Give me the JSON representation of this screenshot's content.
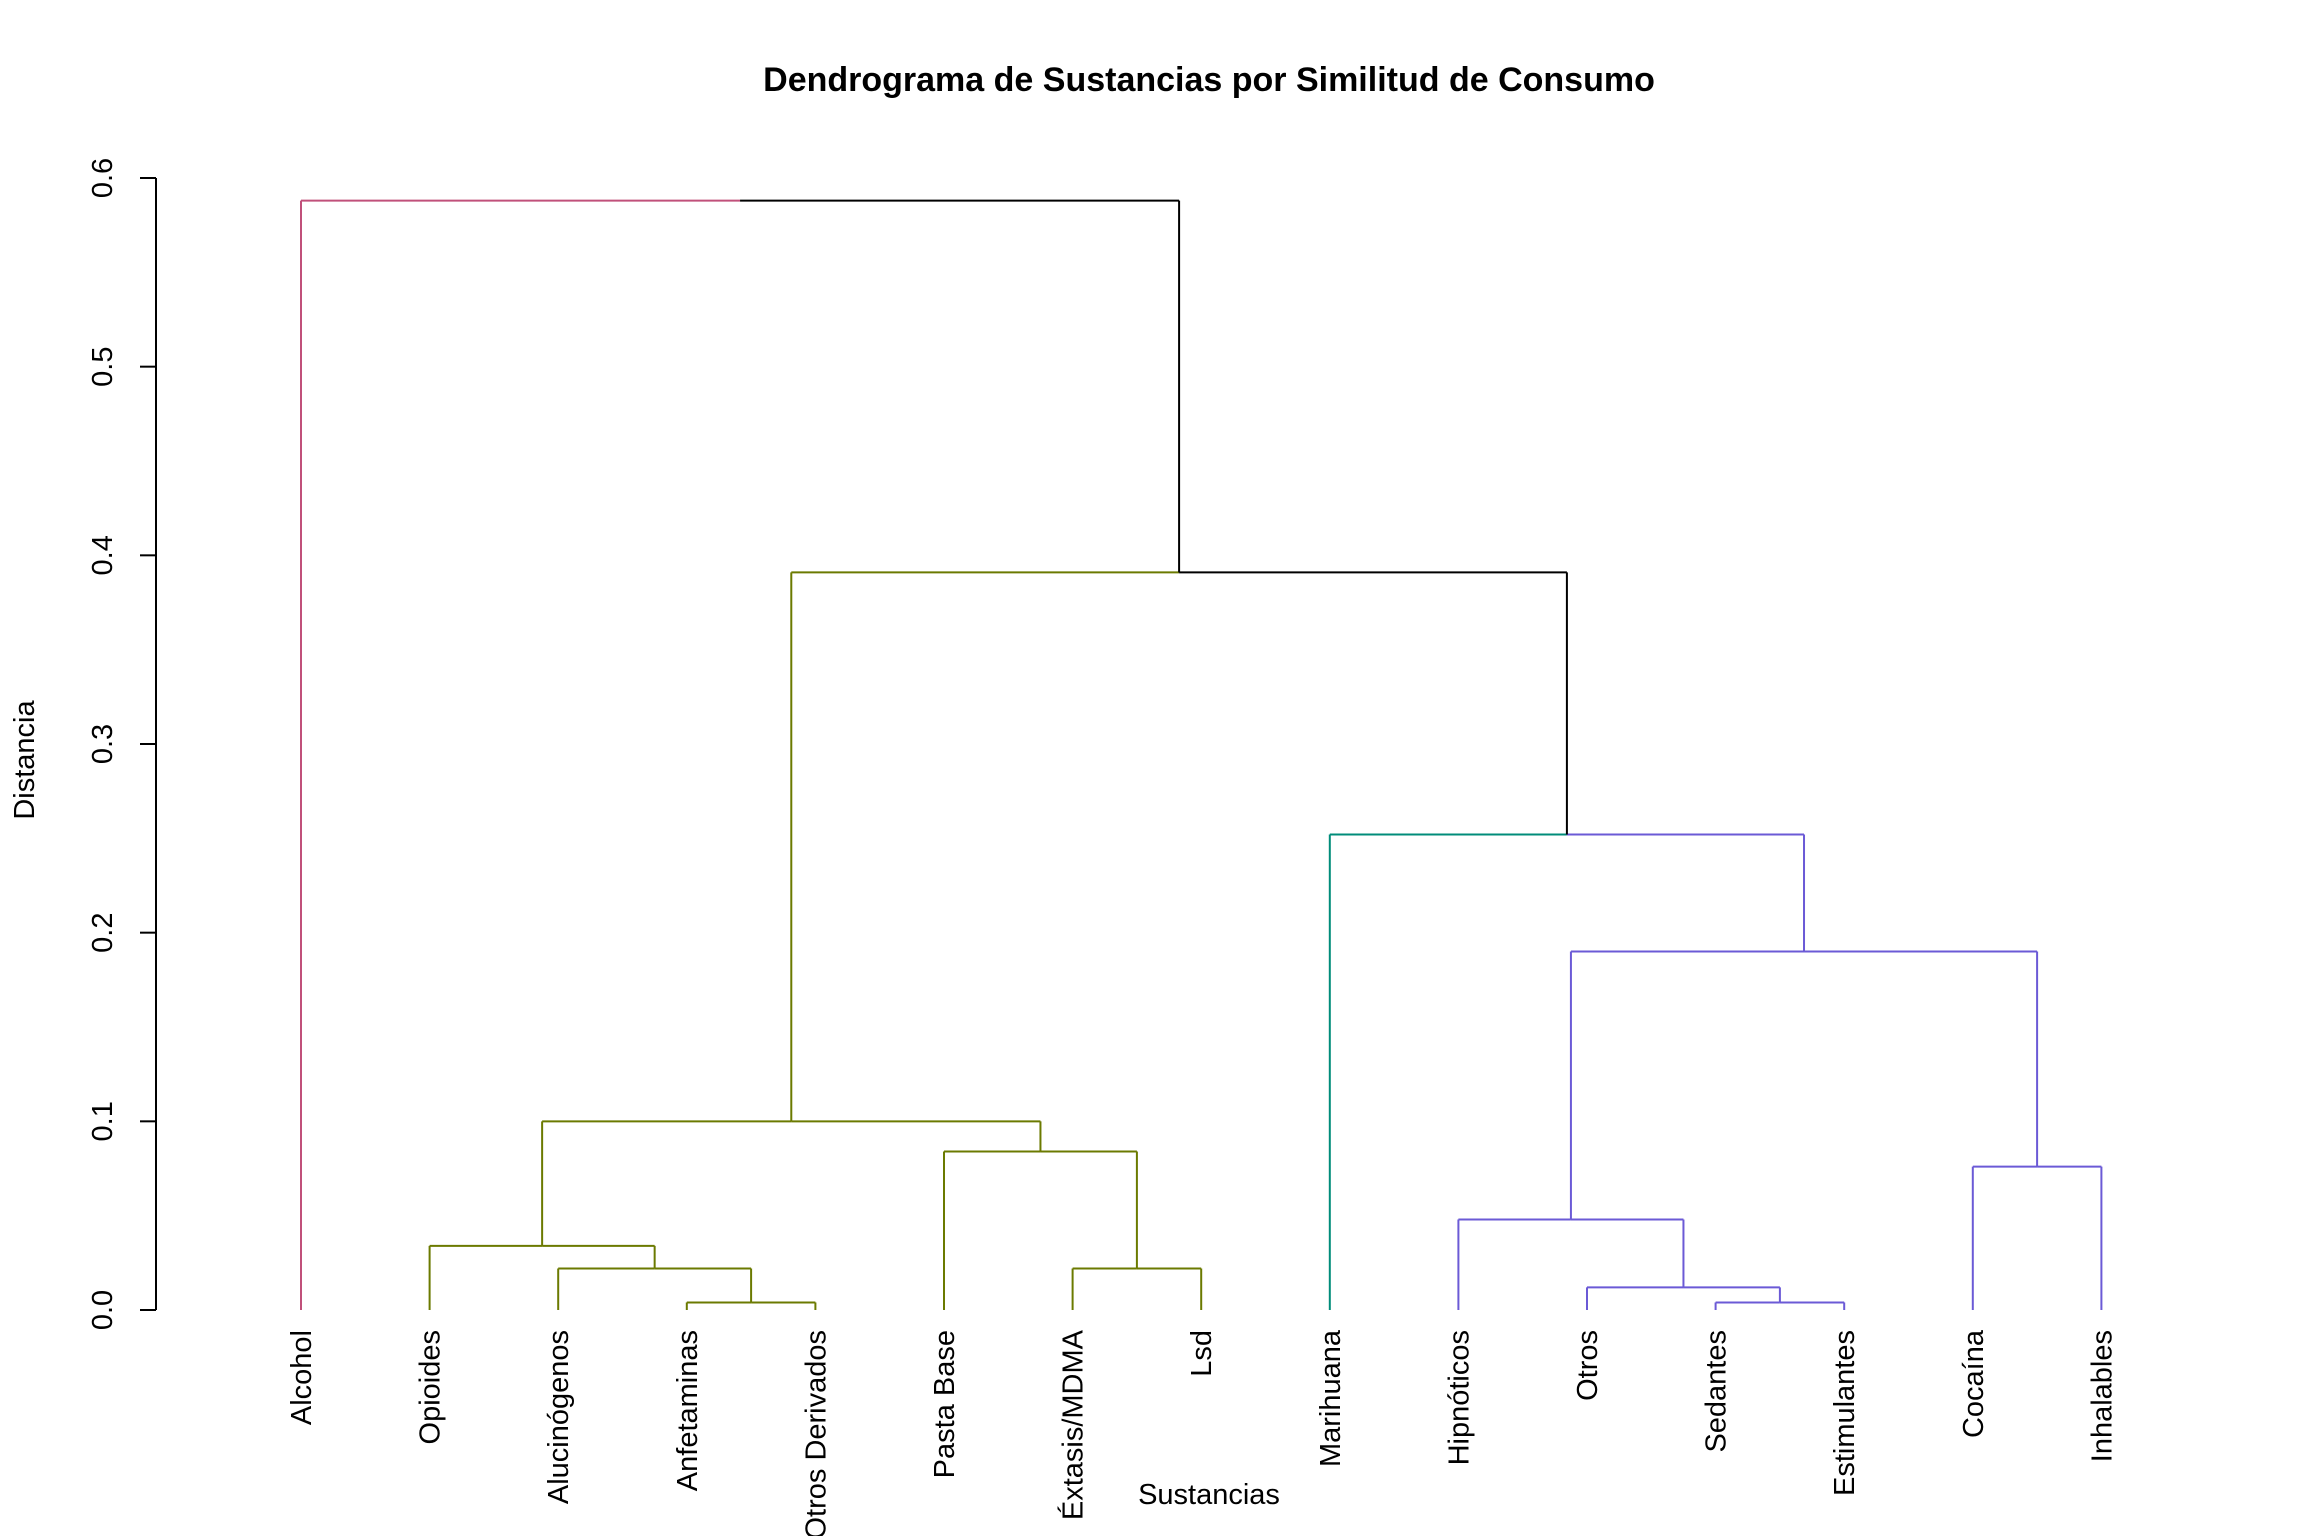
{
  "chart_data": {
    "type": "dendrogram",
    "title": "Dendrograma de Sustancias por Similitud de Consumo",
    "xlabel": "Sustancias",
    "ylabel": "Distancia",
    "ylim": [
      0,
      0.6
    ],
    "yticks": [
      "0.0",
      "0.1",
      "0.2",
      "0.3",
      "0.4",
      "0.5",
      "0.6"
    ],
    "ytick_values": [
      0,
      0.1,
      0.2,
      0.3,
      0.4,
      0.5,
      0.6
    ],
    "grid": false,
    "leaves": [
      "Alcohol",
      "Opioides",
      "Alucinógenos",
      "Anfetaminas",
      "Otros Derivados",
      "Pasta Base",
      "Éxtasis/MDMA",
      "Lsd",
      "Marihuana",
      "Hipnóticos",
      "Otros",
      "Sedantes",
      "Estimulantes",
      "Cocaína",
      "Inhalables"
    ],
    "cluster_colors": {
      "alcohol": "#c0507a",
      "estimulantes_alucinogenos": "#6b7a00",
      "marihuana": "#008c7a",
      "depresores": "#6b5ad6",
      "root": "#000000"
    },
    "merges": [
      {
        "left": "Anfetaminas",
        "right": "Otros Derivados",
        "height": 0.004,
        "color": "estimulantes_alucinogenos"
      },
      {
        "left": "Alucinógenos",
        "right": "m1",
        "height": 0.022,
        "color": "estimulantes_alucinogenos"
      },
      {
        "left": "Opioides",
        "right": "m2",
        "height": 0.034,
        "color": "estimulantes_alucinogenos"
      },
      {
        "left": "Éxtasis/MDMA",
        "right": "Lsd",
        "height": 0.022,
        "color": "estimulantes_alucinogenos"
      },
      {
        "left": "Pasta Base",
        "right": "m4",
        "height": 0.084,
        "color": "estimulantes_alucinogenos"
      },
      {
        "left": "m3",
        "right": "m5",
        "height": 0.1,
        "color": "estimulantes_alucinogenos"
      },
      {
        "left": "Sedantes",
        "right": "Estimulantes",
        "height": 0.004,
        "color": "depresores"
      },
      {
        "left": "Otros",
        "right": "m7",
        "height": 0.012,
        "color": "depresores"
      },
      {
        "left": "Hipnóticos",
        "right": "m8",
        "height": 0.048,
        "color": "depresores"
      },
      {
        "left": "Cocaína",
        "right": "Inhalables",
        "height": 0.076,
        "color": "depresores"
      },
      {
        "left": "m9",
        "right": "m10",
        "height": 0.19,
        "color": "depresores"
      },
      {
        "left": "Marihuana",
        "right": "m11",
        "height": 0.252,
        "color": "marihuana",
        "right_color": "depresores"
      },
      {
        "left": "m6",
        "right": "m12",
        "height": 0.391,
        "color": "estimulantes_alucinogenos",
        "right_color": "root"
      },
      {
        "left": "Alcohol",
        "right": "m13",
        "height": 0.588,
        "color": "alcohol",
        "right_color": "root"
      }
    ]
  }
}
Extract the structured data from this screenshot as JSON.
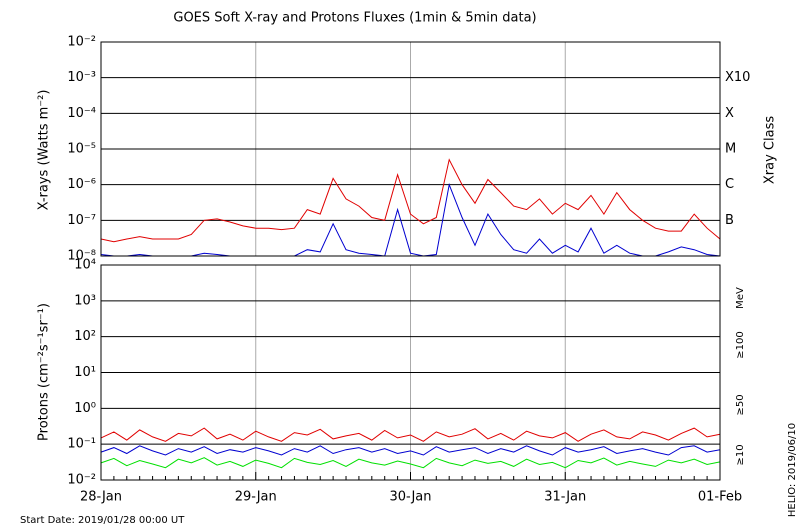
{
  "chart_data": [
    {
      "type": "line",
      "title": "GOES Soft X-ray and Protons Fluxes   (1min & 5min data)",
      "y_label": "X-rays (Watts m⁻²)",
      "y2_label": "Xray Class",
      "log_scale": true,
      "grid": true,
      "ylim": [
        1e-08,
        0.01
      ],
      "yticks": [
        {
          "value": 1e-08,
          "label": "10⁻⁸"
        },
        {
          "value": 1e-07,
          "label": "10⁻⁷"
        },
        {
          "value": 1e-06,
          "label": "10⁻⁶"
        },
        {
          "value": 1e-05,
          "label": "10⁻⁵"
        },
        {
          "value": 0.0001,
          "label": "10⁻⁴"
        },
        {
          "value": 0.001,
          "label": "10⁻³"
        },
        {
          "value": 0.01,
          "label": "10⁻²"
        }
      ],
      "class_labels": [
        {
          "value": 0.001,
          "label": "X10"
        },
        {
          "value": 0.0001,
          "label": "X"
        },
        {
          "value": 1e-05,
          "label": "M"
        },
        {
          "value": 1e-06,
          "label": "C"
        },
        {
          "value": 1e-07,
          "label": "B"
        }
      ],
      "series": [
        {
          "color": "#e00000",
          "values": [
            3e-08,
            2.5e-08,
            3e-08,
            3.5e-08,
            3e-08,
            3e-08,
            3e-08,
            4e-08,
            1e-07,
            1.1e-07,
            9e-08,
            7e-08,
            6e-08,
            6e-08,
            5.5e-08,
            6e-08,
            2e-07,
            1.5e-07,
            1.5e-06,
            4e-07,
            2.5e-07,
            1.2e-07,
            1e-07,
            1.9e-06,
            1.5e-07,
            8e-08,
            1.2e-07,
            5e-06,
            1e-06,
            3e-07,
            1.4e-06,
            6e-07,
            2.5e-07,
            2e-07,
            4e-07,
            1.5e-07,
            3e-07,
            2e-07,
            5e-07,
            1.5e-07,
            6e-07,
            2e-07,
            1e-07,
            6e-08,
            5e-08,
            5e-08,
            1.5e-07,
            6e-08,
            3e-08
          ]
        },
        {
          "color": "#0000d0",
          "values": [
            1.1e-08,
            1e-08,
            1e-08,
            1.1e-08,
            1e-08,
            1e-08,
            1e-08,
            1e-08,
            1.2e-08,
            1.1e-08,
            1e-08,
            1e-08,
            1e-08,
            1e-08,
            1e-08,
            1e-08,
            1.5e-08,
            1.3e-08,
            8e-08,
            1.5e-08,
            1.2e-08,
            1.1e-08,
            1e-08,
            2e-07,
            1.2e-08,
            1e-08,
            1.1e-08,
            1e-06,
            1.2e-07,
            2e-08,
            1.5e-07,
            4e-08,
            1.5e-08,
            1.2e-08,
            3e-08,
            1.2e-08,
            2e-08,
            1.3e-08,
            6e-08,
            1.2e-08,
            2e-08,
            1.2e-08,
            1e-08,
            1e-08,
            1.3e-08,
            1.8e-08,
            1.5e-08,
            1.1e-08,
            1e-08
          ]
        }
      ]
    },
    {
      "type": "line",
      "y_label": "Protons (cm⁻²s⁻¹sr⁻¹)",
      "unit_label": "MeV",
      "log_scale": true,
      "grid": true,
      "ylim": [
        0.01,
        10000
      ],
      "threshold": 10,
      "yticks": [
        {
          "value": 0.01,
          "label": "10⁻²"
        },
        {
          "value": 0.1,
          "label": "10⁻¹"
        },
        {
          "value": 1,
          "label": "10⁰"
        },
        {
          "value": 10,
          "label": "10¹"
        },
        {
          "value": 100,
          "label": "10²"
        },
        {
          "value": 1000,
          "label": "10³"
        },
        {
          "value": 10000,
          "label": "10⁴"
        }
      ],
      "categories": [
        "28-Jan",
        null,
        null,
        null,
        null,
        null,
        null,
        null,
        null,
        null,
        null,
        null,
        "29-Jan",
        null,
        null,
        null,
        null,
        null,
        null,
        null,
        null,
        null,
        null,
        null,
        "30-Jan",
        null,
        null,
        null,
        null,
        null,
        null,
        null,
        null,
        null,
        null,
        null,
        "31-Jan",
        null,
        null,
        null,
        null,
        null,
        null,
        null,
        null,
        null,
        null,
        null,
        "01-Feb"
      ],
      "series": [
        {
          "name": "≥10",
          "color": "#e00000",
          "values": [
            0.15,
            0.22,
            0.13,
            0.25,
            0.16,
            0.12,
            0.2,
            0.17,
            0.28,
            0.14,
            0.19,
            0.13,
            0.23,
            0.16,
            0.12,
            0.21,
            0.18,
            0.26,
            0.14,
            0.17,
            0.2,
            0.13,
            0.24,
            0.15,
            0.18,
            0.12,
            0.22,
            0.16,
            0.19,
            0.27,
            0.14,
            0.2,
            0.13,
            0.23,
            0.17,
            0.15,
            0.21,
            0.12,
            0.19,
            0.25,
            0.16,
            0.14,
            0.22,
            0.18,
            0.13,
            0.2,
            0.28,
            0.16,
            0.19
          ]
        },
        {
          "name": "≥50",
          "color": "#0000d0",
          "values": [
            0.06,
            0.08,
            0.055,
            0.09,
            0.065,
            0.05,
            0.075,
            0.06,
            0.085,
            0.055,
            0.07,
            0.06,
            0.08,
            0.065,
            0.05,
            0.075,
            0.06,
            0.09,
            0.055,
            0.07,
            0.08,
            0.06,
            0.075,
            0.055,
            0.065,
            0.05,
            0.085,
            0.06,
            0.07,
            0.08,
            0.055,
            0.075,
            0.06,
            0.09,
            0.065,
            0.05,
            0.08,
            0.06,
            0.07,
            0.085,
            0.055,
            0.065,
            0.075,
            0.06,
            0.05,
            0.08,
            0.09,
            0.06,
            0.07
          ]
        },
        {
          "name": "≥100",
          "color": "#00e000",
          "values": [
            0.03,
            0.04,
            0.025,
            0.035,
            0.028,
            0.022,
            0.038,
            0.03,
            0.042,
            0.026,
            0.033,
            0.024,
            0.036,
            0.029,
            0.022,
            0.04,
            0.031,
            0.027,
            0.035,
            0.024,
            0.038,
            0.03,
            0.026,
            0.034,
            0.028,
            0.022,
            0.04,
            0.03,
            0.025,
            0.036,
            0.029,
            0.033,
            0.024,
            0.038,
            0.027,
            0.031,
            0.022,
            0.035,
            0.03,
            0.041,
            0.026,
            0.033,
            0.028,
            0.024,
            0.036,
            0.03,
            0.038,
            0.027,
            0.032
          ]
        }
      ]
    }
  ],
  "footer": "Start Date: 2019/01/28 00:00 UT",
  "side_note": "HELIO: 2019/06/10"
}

======

Exercise
Using the entries above, return each line in which the word "Protons" occurs.

Finished task
      "title": "GOES Soft X-ray and Protons Fluxes   (1min & 5min data)",
      "y_label": "Protons (cm⁻²s⁻¹sr⁻¹)",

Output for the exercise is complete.